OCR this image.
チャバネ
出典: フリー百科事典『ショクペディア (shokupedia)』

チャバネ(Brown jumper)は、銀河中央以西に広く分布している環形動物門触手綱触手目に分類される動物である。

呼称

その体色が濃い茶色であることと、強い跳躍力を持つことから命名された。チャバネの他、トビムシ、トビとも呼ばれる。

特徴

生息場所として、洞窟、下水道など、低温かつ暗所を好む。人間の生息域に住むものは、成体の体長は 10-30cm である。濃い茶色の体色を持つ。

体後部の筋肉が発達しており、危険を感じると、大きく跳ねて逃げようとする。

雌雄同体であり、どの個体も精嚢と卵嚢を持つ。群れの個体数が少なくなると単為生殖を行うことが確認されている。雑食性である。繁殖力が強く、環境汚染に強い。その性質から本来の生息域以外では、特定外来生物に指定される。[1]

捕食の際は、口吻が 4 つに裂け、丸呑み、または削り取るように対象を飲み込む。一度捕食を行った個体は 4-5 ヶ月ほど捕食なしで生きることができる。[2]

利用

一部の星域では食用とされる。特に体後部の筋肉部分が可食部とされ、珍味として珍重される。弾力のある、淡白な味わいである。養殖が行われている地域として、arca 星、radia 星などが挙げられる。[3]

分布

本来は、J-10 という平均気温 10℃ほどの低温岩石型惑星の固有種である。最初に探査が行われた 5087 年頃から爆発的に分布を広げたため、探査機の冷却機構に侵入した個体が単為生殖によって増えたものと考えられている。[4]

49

+ + + + + + +

#### [Short exercise]
Output the entries exactly.

#### [Completed task]
OCR this image.
チャバネ
出典: フリー百科事典『ショクペディア (shokupedia)』

チャバネ(Brown jumper)は、銀河中央以西に広く分布している環形動物門触手綱触手目に分類される動物である。

呼称

その体色が濃い茶色であることと、強い跳躍力を持つことから命名された。チャバネの他、トビムシ、トビとも呼ばれる。

特徴

生息場所として、洞窟、下水道など、低温かつ暗所を好む。人間の生息域に住むものは、成体の体長は 10-30cm である。濃い茶色の体色を持つ。

体後部の筋肉が発達しており、危険を感じると、大きく跳ねて逃げようとする。

雌雄同体であり、どの個体も精嚢と卵嚢を持つ。群れの個体数が少なくなると単為生殖を行うことが確認されている。雑食性である。繁殖力が強く、環境汚染に強い。その性質から本来の生息域以外では、特定外来生物に指定される。[1]

捕食の際は、口吻が 4 つに裂け、丸呑み、または削り取るように対象を飲み込む。一度捕食を行った個体は 4-5 ヶ月ほど捕食なしで生きることができる。[2]

利用

一部の星域では食用とされる。特に体後部の筋肉部分が可食部とされ、珍味として珍重される。弾力のある、淡白な味わいである。養殖が行われている地域として、arca 星、radia 星などが挙げられる。[3]

分布

本来は、J-10 という平均気温 10℃ほどの低温岩石型惑星の固有種である。最初に探査が行われた 5087 年頃から爆発的に分布を広げたため、探査機の冷却機構に侵入した個体が単為生殖によって増えたものと考えられている。[4]

49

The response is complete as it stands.